WHAT THIS TASK INVOLVES —
Answer the following from the award description.
(a) At which university does Professor Walsh conduct this research?
(b) At what CO pressure is the carbonylation of aryl halides performed?
(c) Which organometallic reagents are called toxic, and which are called air/water sensitive?

DOCUMENT SECTION —
Segment Open

With this award, the Chemical Catalysis Program of the NSF Division of Chemistry is supporting the research of Professor Patrick J. Walsh at the University of Pennsylvania. Professor Walsh is developing synthetic chemical methods to prepare molecular compounds using carbon monoxide (CO) and other more complex molecules as key reagents. The sequence of reactions employed prepares products that contain a "ketone" functional group, which contains a carbon bearing a double bond to an oxygen and single bonds to two other carbons. Ketones are found in numerous natural products and biologically active compounds, making them highly valuable intermediates and products. Ketones can be difficult to prepare and thus, they are the targets of this study. In addition to a streamlined method to synthesize ketones, the researchers are performing experiments that help them understand how the reactions occur. Other researchers can use these methods to design new reactions based on this fundamental understanding. Through this award, university students are involved in undergraduate research experiences in Professor Walsh's labs and will be co-authors on refereed publications. Upon graduation, these skilled researchers contribute to chemical industry, supporting the US economy. In addition, Professor Walsh gives annual lectures to high school organic chemistry students about his NSF supported research.

In this proposal, Professor Walsh is developing new catalysts, developing novel practical reactions, and delineating their reaction mechanisms. Much of the research involves the application of weakly acidic pro-nucleophiles in carbon-hydrogen (C-H) functionalization/carbonylation reactions under basic conditions. This approach avoids prefunctionalization and directing group strategies, enabling the efficient construction of C-C bonds. The objectives of the investigations include developing deprotonative carbonylation cross-coupling reactions (DCCC) and mapping the scope of weakly acidic substrates for DCCC reactions. The carbonylation of aryl halides is a powerful method to access esters, amides, aldehydes and ketones. Despite progress in the synthesis of ketones via such carbonylations, a significant gap in knowledge remains that prevents realization of its full potential. Current methods rely on carbonylation of aryl halides in the presence of preformed organometallic reagents. Drawbacks to this approach include the need to prepare or purchase these organometallic reagents, which can be toxic (organotins) or air/water sensitive (organoborons). The synthesis of these reagents adds costs and generates additional waste. The Walsh group is advancing practical approaches involving functionalization of pro-nucleophile C-H bonds in the carbonylation (1 atm CO) of aryl halides. This reaction is being performed based on mechanistic investigations and parameter screening. The scope and limitations of the method are being explored. In addition to the above-mentioned societal benefits, the methods developed herein are enabling other researchers to solve important synthetic problems. Furthermore, the new conceptual and synthetic methods may have a positive impact on the quality of life when used in the preparation of intermediates, medications, agricultural products, or materials in academics or industry.

Segment Closed

SUPPLIED INFORMATION —
Segment Open

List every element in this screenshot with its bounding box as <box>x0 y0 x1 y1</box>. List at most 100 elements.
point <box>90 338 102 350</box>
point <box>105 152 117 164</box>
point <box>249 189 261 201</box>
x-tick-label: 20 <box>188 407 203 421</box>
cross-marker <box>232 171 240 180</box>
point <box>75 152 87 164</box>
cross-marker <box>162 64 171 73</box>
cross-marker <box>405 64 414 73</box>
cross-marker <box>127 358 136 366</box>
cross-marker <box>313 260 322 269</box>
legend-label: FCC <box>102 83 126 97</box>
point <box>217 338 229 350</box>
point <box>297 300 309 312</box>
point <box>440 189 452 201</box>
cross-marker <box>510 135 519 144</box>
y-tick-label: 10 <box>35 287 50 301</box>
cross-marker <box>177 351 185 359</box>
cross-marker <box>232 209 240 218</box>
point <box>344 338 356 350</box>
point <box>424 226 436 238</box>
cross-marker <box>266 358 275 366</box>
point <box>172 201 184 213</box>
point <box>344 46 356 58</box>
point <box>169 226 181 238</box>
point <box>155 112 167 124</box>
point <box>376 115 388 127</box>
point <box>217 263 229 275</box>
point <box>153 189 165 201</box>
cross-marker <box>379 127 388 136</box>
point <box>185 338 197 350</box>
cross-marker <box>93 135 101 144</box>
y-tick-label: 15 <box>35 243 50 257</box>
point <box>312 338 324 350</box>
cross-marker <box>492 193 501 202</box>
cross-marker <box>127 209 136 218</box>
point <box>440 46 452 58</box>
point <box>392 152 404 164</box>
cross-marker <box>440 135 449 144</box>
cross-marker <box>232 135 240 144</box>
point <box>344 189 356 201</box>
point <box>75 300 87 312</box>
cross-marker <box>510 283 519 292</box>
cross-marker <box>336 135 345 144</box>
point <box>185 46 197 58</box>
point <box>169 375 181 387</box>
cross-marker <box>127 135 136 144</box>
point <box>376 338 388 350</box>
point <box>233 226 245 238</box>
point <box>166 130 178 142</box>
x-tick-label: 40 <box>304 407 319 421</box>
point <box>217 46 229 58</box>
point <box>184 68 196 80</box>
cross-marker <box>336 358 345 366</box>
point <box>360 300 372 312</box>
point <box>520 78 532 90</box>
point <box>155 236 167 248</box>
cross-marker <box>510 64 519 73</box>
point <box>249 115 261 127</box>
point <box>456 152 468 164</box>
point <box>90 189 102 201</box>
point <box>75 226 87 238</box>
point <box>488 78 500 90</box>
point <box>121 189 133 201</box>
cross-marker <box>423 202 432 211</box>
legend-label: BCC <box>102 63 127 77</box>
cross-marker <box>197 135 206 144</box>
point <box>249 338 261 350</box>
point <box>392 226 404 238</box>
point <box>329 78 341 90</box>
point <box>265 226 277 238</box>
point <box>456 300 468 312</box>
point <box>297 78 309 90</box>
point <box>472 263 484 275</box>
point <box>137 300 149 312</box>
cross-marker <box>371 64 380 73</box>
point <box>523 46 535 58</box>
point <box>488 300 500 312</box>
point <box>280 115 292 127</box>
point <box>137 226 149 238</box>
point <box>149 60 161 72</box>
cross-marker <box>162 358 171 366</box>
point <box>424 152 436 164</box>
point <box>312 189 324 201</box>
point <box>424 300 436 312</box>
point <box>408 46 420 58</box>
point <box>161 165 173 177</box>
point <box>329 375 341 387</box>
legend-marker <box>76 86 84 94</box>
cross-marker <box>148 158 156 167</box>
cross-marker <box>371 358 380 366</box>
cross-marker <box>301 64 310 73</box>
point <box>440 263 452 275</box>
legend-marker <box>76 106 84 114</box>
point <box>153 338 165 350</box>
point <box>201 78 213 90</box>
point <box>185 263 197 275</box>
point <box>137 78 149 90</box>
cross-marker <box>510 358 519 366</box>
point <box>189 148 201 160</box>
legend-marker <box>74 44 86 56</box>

Segment Closed

WRITTEN SOLUTION —
(a) The University of Pennsylvania.
(b) 1 atm.
(c) Organotins are called toxic, and organoborons are called air/water sensitive.